## Dataset
• • • •

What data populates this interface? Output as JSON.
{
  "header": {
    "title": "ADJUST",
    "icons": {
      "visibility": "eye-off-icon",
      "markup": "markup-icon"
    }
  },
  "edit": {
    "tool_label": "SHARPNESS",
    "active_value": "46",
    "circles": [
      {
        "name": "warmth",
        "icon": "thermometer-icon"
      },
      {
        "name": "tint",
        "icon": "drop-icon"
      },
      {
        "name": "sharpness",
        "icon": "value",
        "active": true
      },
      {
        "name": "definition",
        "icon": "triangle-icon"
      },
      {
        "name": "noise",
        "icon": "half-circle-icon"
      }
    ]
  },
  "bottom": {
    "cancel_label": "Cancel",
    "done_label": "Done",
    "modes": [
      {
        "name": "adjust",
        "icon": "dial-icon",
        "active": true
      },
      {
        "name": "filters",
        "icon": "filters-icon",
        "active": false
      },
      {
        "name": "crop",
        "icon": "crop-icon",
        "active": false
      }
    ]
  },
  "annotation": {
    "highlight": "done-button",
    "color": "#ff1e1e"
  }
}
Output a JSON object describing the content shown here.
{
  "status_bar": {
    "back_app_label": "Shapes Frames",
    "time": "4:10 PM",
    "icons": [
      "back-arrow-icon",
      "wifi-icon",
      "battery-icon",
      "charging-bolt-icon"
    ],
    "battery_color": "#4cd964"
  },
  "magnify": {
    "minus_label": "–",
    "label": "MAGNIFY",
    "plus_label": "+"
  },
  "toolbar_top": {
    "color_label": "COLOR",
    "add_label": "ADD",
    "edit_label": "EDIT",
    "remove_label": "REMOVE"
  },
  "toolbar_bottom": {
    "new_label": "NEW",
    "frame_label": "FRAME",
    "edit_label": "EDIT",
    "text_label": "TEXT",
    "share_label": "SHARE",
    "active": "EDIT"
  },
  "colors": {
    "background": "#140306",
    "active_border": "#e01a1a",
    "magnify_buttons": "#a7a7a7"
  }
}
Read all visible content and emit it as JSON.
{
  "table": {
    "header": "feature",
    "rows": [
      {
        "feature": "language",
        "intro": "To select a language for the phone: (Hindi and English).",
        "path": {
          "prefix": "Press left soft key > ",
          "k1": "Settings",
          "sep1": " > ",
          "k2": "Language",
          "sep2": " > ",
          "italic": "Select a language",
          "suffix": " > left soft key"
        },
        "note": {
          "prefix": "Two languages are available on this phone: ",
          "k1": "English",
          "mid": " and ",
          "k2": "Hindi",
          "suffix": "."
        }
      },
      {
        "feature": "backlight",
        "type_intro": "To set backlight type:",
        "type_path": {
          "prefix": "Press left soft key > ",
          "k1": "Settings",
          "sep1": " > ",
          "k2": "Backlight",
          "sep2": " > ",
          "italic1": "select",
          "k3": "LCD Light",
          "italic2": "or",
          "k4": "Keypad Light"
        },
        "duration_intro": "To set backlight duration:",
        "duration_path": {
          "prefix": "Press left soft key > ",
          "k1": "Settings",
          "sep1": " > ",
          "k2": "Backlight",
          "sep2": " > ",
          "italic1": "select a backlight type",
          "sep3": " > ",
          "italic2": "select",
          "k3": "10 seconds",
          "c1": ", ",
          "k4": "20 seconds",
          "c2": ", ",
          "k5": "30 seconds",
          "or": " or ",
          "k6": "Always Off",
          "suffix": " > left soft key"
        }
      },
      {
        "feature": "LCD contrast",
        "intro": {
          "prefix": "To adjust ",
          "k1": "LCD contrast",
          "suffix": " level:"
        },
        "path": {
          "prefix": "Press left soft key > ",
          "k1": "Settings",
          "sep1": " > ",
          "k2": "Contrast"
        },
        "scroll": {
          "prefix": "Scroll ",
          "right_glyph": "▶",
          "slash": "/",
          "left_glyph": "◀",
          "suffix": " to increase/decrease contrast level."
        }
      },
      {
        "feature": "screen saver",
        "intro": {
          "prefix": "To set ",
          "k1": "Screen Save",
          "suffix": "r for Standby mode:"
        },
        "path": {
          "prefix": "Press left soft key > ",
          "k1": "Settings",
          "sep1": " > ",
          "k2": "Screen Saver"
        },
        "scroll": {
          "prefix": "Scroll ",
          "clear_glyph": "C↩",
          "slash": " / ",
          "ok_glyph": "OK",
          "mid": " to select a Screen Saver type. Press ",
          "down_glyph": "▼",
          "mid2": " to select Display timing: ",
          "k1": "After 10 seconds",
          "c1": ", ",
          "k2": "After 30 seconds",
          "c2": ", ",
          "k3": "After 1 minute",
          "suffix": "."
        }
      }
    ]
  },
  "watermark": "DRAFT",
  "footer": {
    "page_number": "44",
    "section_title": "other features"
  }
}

• • • •

Check every line for "content" and show the ones that have it.

Output a JSON object describing the content shown here.
Read all visible content and emit it as JSON.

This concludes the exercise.